** TEXTAUSZUG **
_____

Die USA und Russland haben sich zur Vermeidung von Missverständnissen ihrer Streitkräfte in Syrien auf militärischer Ebene abgesprochen. Es habe einen "freundlichen und professionellen Austausch" gegeben, sagte ein Pentagonsprecher. Nach Angaben des Weißen Hauses drehte sich das einstündige Gespräch darum, dass in dem Bürgerkrieg internationale Regeln eingehalten und die üblichen Kommunikationskanäle genutzt würden.

Der Austausch von Geheimdienst-Informationen sei aber nicht geplant. Ziel sei, "eine Art von Unfall am Himmel" zu vermeiden. "Das bedeutet nicht, dass wir dulden, was Russland getan hat." Präsident Barack Obamas Sprecher Josh Earnest warnte zugleich vor willkürlichen Angriffen, die den Krieg verlängern und Moskau tiefer in den Konflikt hineinziehen könnten.

Der Westen hatte Russland nach den am Mittwoch begonnen Luftangriffen vorgeworfen, dass auch moderate Kräfte und Zivilisten Opfer russischer Bombenangriffe in Syrien geworden seien. Russland weist dies zurück und geht nach eigener Darstellung mit Kampfflugzeugen gegen Terroristen vor.

Deutsche Verteidigungspolitiker kritisieren Putin

Verteidigungspolitiker von Union und SPD haben unterdessen die russischen Luftangriffe verurteilt. "Der russische Präsident darf nicht bombardieren, was er will", sagte der SPD-Experte Thomas Hitschler in der Bild-Zeitung. Wladimir Putin müsse deutlich machen, dass sein Ziel die Extremisten-Miliz IS sei. "Alles andere führt nur dazu, dass eine politische Lösung des Konflikts in weite Ferne rückt. Das darf nicht sein." Auch in der Union stieß das russische Vorgehen auf Kritik. Der verteidigungspolitische Sprecher der CDU/CSU-Fraktion, Henning Otte, forderte Moskau auf, die Luftangriffe mit den USA zu koordinieren. Zuvor hatte Bundesaußenminister Steinmeier die russischen Luftangriffe kritisiert.

_____

** VORLIEGENDE ZEILEN **

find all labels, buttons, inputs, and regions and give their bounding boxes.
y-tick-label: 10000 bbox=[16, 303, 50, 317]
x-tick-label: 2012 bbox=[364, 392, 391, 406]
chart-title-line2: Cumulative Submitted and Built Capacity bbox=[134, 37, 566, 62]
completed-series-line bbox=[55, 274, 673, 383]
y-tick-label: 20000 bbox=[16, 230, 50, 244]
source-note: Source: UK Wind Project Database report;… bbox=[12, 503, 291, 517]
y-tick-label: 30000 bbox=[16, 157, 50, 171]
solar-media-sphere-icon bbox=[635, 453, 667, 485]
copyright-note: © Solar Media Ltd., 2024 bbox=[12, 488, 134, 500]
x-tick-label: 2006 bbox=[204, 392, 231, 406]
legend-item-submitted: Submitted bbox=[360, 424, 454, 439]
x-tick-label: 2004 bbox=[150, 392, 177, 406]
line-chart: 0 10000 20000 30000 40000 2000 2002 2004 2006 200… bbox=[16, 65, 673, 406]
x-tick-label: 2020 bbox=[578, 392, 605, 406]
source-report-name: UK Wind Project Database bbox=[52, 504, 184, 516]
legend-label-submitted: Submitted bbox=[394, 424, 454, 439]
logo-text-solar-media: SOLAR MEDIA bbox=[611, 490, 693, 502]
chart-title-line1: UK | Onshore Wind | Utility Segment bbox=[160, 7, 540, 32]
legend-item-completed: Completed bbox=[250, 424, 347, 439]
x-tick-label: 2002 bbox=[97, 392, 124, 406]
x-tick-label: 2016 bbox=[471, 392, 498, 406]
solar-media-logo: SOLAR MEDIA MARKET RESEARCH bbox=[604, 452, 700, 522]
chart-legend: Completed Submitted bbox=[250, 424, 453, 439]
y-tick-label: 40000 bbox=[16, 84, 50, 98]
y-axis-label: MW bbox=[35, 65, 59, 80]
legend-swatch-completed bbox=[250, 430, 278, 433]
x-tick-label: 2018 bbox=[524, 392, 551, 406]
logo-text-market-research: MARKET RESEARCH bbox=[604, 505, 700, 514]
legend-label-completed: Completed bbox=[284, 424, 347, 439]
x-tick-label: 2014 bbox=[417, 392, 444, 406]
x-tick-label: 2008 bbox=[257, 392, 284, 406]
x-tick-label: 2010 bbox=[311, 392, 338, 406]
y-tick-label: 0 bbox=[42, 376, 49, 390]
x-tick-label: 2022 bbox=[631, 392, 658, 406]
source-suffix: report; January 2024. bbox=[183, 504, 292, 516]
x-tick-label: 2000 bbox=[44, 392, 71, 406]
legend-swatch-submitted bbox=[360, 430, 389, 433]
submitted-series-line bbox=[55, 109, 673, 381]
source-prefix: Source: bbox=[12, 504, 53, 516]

_____

** AUFGABE **
Ändere den Abschnitt des Textauszugs, der bei „Der Austausch von“ beginnt und bei „gegen Terroristen vor.“ endet, indem du „Kampfflugzeugen“ durch „Kampfjets“ ersetzt. Gib den geänderten Abschnitt vollständig wieder.

** LÖSUNG **
Der Austausch von Geheimdienst-Informationen sei aber nicht geplant. Ziel sei, "eine Art von Unfall am Himmel" zu vermeiden. "Das bedeutet nicht, dass wir dulden, was Russland getan hat." Präsident Barack Obamas Sprecher Josh Earnest warnte zugleich vor willkürlichen Angriffen, die den Krieg verlängern und Moskau tiefer in den Konflikt hineinziehen könnten.

Der Westen hatte Russland nach den am Mittwoch begonnen Luftangriffen vorgeworfen, dass auch moderate Kräfte und Zivilisten Opfer russischer Bombenangriffe in Syrien geworden seien. Russland weist dies zurück und geht nach eigener Darstellung mit Kampfjets gegen Terroristen vor.